Challenge:
Each line below should be quoted exactly, please.
Start of Extracted material
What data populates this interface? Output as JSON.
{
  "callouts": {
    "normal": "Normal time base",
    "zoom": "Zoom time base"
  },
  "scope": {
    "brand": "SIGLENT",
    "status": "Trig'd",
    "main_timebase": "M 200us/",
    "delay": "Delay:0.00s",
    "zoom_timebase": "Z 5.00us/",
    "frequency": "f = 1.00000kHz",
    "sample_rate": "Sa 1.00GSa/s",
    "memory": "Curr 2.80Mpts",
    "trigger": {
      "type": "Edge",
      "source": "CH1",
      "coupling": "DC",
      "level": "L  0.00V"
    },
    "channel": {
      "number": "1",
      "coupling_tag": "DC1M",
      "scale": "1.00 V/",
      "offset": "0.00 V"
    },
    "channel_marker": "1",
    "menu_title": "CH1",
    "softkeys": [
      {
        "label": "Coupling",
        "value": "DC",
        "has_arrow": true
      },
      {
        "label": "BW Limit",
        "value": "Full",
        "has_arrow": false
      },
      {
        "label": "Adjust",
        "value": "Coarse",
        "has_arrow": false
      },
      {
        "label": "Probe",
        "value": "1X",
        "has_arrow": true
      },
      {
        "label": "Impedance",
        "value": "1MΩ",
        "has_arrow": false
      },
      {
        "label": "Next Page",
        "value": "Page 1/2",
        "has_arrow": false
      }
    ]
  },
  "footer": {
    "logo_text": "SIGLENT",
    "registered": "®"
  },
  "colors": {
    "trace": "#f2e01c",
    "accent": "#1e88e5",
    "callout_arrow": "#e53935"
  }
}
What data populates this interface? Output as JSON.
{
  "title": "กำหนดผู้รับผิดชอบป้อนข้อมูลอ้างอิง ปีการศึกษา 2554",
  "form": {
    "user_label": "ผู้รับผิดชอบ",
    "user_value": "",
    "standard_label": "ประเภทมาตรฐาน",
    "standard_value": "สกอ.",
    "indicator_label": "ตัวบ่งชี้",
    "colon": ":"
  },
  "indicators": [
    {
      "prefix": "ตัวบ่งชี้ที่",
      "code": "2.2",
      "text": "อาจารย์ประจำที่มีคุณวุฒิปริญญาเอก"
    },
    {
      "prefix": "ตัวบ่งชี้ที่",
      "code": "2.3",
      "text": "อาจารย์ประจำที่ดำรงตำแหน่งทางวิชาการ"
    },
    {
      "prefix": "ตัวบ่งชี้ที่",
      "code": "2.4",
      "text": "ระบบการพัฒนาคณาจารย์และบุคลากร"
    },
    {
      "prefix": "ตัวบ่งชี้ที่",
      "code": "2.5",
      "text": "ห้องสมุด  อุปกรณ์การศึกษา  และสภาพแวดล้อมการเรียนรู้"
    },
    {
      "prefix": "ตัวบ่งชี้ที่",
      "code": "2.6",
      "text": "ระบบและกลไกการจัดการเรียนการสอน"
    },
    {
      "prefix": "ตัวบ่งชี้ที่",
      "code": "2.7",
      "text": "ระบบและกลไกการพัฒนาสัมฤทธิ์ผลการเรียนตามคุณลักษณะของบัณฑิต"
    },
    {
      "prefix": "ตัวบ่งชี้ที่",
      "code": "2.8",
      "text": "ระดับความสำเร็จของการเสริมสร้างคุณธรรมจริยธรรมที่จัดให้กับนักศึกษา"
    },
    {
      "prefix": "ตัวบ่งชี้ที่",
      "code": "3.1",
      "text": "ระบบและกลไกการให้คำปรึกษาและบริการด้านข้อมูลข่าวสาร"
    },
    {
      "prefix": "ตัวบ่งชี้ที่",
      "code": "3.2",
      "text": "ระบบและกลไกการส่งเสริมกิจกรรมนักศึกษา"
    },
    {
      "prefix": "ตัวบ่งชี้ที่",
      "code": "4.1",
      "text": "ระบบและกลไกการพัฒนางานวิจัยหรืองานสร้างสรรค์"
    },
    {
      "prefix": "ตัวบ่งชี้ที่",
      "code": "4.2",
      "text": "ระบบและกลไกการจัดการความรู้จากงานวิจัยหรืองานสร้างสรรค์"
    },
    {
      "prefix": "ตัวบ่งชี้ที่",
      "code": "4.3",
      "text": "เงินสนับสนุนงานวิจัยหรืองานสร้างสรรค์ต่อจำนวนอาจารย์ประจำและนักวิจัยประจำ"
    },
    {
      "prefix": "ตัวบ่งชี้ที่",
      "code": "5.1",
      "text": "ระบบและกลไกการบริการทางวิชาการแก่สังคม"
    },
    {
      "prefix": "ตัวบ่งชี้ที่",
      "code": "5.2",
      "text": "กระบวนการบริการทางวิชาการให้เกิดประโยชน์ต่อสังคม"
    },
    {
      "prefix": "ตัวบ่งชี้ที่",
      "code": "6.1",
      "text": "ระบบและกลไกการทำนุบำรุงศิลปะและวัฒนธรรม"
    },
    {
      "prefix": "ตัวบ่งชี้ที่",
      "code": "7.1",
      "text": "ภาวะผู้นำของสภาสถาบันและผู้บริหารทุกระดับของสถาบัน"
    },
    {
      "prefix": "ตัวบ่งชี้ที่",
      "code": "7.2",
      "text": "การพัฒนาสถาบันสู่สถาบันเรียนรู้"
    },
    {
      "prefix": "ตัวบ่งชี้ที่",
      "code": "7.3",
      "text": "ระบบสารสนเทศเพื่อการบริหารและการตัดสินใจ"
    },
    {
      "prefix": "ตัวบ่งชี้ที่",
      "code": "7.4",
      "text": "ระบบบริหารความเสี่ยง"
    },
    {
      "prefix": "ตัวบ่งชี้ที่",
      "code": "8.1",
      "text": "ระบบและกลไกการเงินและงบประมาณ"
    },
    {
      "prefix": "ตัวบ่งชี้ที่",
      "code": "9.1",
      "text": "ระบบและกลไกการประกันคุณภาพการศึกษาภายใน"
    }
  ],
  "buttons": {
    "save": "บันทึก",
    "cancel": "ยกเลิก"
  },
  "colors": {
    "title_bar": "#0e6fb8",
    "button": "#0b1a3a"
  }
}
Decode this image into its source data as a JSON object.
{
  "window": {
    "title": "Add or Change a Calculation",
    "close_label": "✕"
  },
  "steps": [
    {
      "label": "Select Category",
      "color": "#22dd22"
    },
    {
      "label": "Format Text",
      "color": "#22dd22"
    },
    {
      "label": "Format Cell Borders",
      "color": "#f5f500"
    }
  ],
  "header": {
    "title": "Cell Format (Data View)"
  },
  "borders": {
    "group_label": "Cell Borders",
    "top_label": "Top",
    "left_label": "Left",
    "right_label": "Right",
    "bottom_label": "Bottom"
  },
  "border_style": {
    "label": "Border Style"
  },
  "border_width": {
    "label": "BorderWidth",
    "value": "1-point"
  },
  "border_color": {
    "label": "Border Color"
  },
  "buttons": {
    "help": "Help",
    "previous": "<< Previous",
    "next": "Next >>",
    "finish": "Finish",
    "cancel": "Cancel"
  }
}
End of Extracted material
Task answer:
What data populates this interface? Output as JSON.
{
  "callouts": {
    "normal": "Normal time base",
    "zoom": "Zoom time base"
  },
  "scope": {
    "brand": "SIGLENT",
    "status": "Trig'd",
    "main_timebase": "M 200us/",
    "delay": "Delay:0.00s",
    "zoom_timebase": "Z 5.00us/",
    "frequency": "f = 1.00000kHz",
    "sample_rate": "Sa 1.00GSa/s",
    "memory": "Curr 2.80Mpts",
    "trigger": {
      "type": "Edge",
      "source": "CH1",
      "coupling": "DC",
      "level": "L  0.00V"
    },
    "channel": {
      "number": "1",
      "coupling_tag": "DC1M",
      "scale": "1.00 V/",
      "offset": "0.00 V"
    },
    "channel_marker": "1",
    "menu_title": "CH1",
    "softkeys": [
      {
        "label": "Coupling",
        "value": "DC",
        "has_arrow": true
      },
      {
        "label": "BW Limit",
        "value": "Full",
        "has_arrow": false
      },
      {
        "label": "Adjust",
        "value": "Coarse",
        "has_arrow": false
      },
      {
        "label": "Probe",
        "value": "1X",
        "has_arrow": true
      },
      {
        "label": "Impedance",
        "value": "1MΩ",
        "has_arrow": false
      },
      {
        "label": "Next Page",
        "value": "Page 1/2",
        "has_arrow": false
      }
    ]
  },
  "footer": {
    "logo_text": "SIGLENT",
    "registered": "®"
  },
  "colors": {
    "trace": "#f2e01c",
    "accent": "#1e88e5",
    "callout_arrow": "#e53935"
  }
}
What data populates this interface? Output as JSON.
{
  "title": "กำหนดผู้รับผิดชอบป้อนข้อมูลอ้างอิง ปีการศึกษา 2554",
  "form": {
    "user_label": "ผู้รับผิดชอบ",
    "user_value": "",
    "standard_label": "ประเภทมาตรฐาน",
    "standard_value": "สกอ.",
    "indicator_label": "ตัวบ่งชี้",
    "colon": ":"
  },
  "indicators": [
    {
      "prefix": "ตัวบ่งชี้ที่",
      "code": "2.2",
      "text": "อาจารย์ประจำที่มีคุณวุฒิปริญญาเอก"
    },
    {
      "prefix": "ตัวบ่งชี้ที่",
      "code": "2.3",
      "text": "อาจารย์ประจำที่ดำรงตำแหน่งทางวิชาการ"
    },
    {
      "prefix": "ตัวบ่งชี้ที่",
      "code": "2.4",
      "text": "ระบบการพัฒนาคณาจารย์และบุคลากร"
    },
    {
      "prefix": "ตัวบ่งชี้ที่",
      "code": "2.5",
      "text": "ห้องสมุด  อุปกรณ์การศึกษา  และสภาพแวดล้อมการเรียนรู้"
    },
    {
      "prefix": "ตัวบ่งชี้ที่",
      "code": "2.6",
      "text": "ระบบและกลไกการจัดการเรียนการสอน"
    },
    {
      "prefix": "ตัวบ่งชี้ที่",
      "code": "2.7",
      "text": "ระบบและกลไกการพัฒนาสัมฤทธิ์ผลการเรียนตามคุณลักษณะของบัณฑิต"
    },
    {
      "prefix": "ตัวบ่งชี้ที่",
      "code": "2.8",
      "text": "ระดับความสำเร็จของการเสริมสร้างคุณธรรมจริยธรรมที่จัดให้กับนักศึกษา"
    },
    {
      "prefix": "ตัวบ่งชี้ที่",
      "code": "3.1",
      "text": "ระบบและกลไกการให้คำปรึกษาและบริการด้านข้อมูลข่าวสาร"
    },
    {
      "prefix": "ตัวบ่งชี้ที่",
      "code": "3.2",
      "text": "ระบบและกลไกการส่งเสริมกิจกรรมนักศึกษา"
    },
    {
      "prefix": "ตัวบ่งชี้ที่",
      "code": "4.1",
      "text": "ระบบและกลไกการพัฒนางานวิจัยหรืองานสร้างสรรค์"
    },
    {
      "prefix": "ตัวบ่งชี้ที่",
      "code": "4.2",
      "text": "ระบบและกลไกการจัดการความรู้จากงานวิจัยหรืองานสร้างสรรค์"
    },
    {
      "prefix": "ตัวบ่งชี้ที่",
      "code": "4.3",
      "text": "เงินสนับสนุนงานวิจัยหรืองานสร้างสรรค์ต่อจำนวนอาจารย์ประจำและนักวิจัยประจำ"
    },
    {
      "prefix": "ตัวบ่งชี้ที่",
      "code": "5.1",
      "text": "ระบบและกลไกการบริการทางวิชาการแก่สังคม"
    },
    {
      "prefix": "ตัวบ่งชี้ที่",
      "code": "5.2",
      "text": "กระบวนการบริการทางวิชาการให้เกิดประโยชน์ต่อสังคม"
    },
    {
      "prefix": "ตัวบ่งชี้ที่",
      "code": "6.1",
      "text": "ระบบและกลไกการทำนุบำรุงศิลปะและวัฒนธรรม"
    },
    {
      "prefix": "ตัวบ่งชี้ที่",
      "code": "7.1",
      "text": "ภาวะผู้นำของสภาสถาบันและผู้บริหารทุกระดับของสถาบัน"
    },
    {
      "prefix": "ตัวบ่งชี้ที่",
      "code": "7.2",
      "text": "การพัฒนาสถาบันสู่สถาบันเรียนรู้"
    },
    {
      "prefix": "ตัวบ่งชี้ที่",
      "code": "7.3",
      "text": "ระบบสารสนเทศเพื่อการบริหารและการตัดสินใจ"
    },
    {
      "prefix": "ตัวบ่งชี้ที่",
      "code": "7.4",
      "text": "ระบบบริหารความเสี่ยง"
    },
    {
      "prefix": "ตัวบ่งชี้ที่",
      "code": "8.1",
      "text": "ระบบและกลไกการเงินและงบประมาณ"
    },
    {
      "prefix": "ตัวบ่งชี้ที่",
      "code": "9.1",
      "text": "ระบบและกลไกการประกันคุณภาพการศึกษาภายใน"
    }
  ],
  "buttons": {
    "save": "บันทึก",
    "cancel": "ยกเลิก"
  },
  "colors": {
    "title_bar": "#0e6fb8",
    "button": "#0b1a3a"
  }
}
Decode this image into its source data as a JSON object.
{
  "window": {
    "title": "Add or Change a Calculation",
    "close_label": "✕"
  },
  "steps": [
    {
      "label": "Select Category",
      "color": "#22dd22"
    },
    {
      "label": "Format Text",
      "color": "#22dd22"
    },
    {
      "label": "Format Cell Borders",
      "color": "#f5f500"
    }
  ],
  "header": {
    "title": "Cell Format (Data View)"
  },
  "borders": {
    "group_label": "Cell Borders",
    "top_label": "Top",
    "left_label": "Left",
    "right_label": "Right",
    "bottom_label": "Bottom"
  },
  "border_style": {
    "label": "Border Style"
  },
  "border_width": {
    "label": "BorderWidth",
    "value": "1-point"
  },
  "border_color": {
    "label": "Border Color"
  },
  "buttons": {
    "help": "Help",
    "previous": "<< Previous",
    "next": "Next >>",
    "finish": "Finish",
    "cancel": "Cancel"
  }
}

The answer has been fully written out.